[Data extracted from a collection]
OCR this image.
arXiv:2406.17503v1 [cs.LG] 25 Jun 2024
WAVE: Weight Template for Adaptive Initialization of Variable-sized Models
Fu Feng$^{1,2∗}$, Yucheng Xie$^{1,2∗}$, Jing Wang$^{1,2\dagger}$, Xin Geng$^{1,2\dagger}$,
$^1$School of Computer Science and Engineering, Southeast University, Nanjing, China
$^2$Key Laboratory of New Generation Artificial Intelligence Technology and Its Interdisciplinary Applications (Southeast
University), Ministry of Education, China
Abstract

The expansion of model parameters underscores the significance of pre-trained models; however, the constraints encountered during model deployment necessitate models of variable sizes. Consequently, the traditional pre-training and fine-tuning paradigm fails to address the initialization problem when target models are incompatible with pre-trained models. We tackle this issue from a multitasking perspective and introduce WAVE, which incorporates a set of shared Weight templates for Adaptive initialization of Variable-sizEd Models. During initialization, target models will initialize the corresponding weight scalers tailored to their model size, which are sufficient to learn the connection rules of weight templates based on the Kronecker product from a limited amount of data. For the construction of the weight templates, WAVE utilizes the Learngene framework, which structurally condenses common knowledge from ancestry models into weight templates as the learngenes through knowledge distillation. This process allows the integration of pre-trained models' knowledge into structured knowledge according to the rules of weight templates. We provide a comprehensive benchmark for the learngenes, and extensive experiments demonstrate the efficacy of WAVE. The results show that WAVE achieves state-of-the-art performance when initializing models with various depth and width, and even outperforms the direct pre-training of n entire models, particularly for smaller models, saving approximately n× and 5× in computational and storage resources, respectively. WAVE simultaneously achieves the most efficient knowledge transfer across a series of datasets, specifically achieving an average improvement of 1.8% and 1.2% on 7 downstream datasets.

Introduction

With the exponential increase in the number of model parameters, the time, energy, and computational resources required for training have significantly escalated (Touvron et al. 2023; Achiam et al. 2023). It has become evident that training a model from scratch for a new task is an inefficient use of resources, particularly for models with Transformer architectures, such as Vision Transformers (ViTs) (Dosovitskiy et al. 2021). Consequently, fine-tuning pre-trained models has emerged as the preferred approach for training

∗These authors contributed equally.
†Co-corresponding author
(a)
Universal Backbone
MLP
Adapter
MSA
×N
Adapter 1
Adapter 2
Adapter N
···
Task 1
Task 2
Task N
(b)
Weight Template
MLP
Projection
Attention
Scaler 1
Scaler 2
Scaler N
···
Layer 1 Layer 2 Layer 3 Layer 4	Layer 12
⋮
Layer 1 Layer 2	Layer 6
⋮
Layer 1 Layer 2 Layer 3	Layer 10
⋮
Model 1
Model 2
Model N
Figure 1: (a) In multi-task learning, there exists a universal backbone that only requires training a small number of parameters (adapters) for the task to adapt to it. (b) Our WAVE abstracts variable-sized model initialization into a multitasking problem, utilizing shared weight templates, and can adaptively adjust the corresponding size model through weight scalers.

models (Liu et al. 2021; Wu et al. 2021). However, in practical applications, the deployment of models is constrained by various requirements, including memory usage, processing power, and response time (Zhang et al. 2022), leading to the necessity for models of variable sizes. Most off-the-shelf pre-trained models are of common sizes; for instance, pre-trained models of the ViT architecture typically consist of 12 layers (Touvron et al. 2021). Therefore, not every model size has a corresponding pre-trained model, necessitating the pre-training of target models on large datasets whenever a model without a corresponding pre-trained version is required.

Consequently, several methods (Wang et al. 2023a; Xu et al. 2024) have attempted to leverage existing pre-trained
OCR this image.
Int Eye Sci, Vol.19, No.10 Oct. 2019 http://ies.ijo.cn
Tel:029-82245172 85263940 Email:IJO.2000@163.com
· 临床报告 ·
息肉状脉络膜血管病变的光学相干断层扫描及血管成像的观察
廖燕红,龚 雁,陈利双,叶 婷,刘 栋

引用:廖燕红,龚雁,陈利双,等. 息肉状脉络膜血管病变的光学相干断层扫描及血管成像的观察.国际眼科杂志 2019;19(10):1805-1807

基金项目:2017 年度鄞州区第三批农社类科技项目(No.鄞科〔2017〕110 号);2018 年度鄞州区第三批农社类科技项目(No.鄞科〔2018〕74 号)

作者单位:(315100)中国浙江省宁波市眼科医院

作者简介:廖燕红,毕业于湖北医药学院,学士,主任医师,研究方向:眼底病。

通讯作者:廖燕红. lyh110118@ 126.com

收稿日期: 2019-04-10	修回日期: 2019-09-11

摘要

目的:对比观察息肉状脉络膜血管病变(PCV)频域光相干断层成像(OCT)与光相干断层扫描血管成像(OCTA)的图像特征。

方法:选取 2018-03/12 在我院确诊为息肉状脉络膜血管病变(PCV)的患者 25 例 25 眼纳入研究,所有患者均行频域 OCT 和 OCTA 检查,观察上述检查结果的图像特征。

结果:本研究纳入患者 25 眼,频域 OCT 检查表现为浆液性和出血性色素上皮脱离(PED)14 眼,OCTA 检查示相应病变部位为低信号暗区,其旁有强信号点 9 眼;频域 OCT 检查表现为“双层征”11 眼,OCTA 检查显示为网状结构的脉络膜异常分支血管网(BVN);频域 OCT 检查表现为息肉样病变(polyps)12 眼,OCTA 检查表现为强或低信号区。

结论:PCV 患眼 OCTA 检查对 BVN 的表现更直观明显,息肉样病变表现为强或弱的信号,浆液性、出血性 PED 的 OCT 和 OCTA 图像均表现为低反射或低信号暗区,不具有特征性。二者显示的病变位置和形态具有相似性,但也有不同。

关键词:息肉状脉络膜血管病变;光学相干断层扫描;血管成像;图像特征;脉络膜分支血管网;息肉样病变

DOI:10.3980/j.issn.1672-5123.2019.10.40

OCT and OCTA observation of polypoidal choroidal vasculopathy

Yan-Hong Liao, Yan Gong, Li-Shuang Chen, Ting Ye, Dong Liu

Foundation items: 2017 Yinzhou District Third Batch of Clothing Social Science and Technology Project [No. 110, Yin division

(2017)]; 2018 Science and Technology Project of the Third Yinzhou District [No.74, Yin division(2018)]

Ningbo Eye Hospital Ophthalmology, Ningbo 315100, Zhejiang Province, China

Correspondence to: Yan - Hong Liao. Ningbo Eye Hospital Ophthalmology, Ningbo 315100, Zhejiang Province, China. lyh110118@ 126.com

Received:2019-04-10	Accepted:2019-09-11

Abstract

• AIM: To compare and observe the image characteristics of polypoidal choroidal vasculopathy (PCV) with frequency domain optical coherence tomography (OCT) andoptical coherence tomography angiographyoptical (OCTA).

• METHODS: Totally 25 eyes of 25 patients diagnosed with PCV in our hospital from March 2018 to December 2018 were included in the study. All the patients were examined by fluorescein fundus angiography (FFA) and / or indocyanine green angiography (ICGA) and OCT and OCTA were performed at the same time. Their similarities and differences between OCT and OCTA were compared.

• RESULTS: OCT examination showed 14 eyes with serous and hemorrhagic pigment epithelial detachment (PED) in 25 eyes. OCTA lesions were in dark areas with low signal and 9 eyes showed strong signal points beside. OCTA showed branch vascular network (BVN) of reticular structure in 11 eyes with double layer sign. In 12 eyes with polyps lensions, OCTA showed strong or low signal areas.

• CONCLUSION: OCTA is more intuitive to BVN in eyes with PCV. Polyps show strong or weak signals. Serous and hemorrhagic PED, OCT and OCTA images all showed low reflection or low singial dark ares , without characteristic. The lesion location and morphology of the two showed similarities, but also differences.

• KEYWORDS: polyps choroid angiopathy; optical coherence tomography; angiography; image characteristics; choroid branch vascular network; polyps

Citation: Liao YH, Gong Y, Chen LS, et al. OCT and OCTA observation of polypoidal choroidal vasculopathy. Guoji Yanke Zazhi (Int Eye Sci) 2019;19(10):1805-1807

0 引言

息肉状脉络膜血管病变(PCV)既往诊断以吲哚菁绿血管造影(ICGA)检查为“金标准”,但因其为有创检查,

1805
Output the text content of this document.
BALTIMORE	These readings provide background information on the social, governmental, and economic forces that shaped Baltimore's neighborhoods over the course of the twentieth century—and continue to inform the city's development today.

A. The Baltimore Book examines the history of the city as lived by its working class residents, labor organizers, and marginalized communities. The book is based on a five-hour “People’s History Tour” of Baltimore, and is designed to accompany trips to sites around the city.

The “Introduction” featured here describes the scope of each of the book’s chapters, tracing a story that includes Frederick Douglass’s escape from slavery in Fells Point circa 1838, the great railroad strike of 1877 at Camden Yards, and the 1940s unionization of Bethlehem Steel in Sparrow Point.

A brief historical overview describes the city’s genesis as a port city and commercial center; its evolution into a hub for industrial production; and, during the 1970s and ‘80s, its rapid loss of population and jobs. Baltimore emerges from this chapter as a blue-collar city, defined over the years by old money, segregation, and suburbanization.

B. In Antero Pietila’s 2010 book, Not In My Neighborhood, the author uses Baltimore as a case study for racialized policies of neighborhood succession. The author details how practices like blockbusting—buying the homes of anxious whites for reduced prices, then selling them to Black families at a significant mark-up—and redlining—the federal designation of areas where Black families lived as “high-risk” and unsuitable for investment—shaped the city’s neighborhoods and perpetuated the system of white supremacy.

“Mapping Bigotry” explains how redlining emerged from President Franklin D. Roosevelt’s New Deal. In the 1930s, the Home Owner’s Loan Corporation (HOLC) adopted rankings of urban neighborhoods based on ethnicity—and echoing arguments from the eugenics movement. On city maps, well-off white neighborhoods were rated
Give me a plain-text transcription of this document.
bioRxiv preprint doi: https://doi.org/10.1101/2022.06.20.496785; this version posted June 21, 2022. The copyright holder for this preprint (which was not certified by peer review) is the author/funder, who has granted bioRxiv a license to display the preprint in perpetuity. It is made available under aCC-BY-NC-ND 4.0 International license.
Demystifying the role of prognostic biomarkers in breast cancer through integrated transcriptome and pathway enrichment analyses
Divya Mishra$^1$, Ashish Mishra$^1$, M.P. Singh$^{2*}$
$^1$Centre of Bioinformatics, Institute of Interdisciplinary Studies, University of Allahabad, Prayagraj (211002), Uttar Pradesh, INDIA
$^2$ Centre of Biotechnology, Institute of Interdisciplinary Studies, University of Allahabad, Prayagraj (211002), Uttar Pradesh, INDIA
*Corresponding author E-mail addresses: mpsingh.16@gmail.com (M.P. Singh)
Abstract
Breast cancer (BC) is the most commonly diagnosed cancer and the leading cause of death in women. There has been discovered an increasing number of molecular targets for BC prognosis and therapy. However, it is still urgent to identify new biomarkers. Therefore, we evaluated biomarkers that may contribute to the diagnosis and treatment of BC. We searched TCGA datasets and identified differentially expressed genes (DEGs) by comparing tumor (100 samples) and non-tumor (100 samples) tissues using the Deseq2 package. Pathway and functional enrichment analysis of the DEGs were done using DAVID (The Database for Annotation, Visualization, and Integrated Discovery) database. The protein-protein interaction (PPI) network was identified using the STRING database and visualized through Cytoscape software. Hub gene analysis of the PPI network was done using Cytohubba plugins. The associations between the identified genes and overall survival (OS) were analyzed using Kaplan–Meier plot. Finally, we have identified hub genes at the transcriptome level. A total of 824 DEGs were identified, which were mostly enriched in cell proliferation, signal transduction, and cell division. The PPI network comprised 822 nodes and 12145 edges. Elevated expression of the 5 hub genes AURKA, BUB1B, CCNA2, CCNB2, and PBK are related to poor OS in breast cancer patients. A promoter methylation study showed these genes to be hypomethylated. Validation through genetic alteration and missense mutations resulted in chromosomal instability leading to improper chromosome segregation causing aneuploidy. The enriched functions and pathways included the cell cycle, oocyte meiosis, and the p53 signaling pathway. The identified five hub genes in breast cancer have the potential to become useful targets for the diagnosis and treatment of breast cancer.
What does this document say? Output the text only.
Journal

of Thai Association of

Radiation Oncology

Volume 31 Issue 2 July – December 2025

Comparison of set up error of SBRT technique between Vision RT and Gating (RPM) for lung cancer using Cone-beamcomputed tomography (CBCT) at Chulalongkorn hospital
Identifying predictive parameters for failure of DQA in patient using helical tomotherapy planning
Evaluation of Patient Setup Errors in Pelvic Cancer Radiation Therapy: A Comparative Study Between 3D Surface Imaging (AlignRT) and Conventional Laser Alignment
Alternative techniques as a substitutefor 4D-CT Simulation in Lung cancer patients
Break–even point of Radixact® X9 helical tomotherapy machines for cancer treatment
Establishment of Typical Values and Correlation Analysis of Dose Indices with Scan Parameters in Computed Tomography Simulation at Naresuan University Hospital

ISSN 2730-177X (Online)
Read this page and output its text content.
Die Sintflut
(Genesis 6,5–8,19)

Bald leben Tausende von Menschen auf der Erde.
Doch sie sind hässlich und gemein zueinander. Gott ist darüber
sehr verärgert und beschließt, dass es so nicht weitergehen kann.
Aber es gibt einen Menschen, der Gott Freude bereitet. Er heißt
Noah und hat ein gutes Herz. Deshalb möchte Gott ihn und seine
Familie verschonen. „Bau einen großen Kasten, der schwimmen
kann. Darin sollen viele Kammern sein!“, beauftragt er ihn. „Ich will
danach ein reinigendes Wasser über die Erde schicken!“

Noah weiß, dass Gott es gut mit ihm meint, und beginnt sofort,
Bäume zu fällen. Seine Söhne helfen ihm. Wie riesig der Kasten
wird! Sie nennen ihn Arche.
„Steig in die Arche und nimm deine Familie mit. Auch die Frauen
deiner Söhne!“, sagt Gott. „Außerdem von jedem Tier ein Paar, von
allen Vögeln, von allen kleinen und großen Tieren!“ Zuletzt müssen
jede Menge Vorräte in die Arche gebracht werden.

→ **Task to carry out**
Report every line of the data in which "Gott" appears.

→ **Answer to the problem**
Doch sie sind hässlich und gemein zueinander. Gott ist darüber
Aber es gibt einen Menschen, der Gott Freude bereitet. Er heißt
Noah und hat ein gutes Herz. Deshalb möchte Gott ihn und seine
Noah weiß, dass Gott es gut mit ihm meint, und beginnt sofort,
deiner Söhne!“, sagt Gott. „Außerdem von jedem Tier ein Paar, von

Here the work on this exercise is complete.